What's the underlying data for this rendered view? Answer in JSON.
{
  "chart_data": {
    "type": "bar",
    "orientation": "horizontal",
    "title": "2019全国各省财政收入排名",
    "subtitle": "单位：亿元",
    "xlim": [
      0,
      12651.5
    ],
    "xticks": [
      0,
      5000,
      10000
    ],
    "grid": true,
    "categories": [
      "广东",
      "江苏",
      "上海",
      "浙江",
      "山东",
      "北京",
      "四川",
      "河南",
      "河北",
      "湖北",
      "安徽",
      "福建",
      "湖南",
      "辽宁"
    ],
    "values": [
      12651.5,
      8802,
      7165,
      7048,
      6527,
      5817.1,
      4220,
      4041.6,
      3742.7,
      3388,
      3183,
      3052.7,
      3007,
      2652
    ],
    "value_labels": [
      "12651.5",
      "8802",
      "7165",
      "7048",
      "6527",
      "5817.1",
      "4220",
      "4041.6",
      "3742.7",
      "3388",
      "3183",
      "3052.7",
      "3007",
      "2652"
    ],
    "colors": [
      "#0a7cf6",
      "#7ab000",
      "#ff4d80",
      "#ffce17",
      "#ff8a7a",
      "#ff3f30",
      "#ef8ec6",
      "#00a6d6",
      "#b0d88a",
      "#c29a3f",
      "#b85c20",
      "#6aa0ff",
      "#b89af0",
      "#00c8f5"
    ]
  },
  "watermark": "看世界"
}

————

**Goal of the exercise**
Copy each entry exactly, with nothing added or dropped.

**Reply to the exercise**
What's the underlying data for this rendered view? Answer in JSON.
{
  "chart_data": {
    "type": "bar",
    "orientation": "horizontal",
    "title": "2019全国各省财政收入排名",
    "subtitle": "单位：亿元",
    "xlim": [
      0,
      12651.5
    ],
    "xticks": [
      0,
      5000,
      10000
    ],
    "grid": true,
    "categories": [
      "广东",
      "江苏",
      "上海",
      "浙江",
      "山东",
      "北京",
      "四川",
      "河南",
      "河北",
      "湖北",
      "安徽",
      "福建",
      "湖南",
      "辽宁"
    ],
    "values": [
      12651.5,
      8802,
      7165,
      7048,
      6527,
      5817.1,
      4220,
      4041.6,
      3742.7,
      3388,
      3183,
      3052.7,
      3007,
      2652
    ],
    "value_labels": [
      "12651.5",
      "8802",
      "7165",
      "7048",
      "6527",
      "5817.1",
      "4220",
      "4041.6",
      "3742.7",
      "3388",
      "3183",
      "3052.7",
      "3007",
      "2652"
    ],
    "colors": [
      "#0a7cf6",
      "#7ab000",
      "#ff4d80",
      "#ffce17",
      "#ff8a7a",
      "#ff3f30",
      "#ef8ec6",
      "#00a6d6",
      "#b0d88a",
      "#c29a3f",
      "#b85c20",
      "#6aa0ff",
      "#b89af0",
      "#00c8f5"
    ]
  },
  "watermark": "看世界"
}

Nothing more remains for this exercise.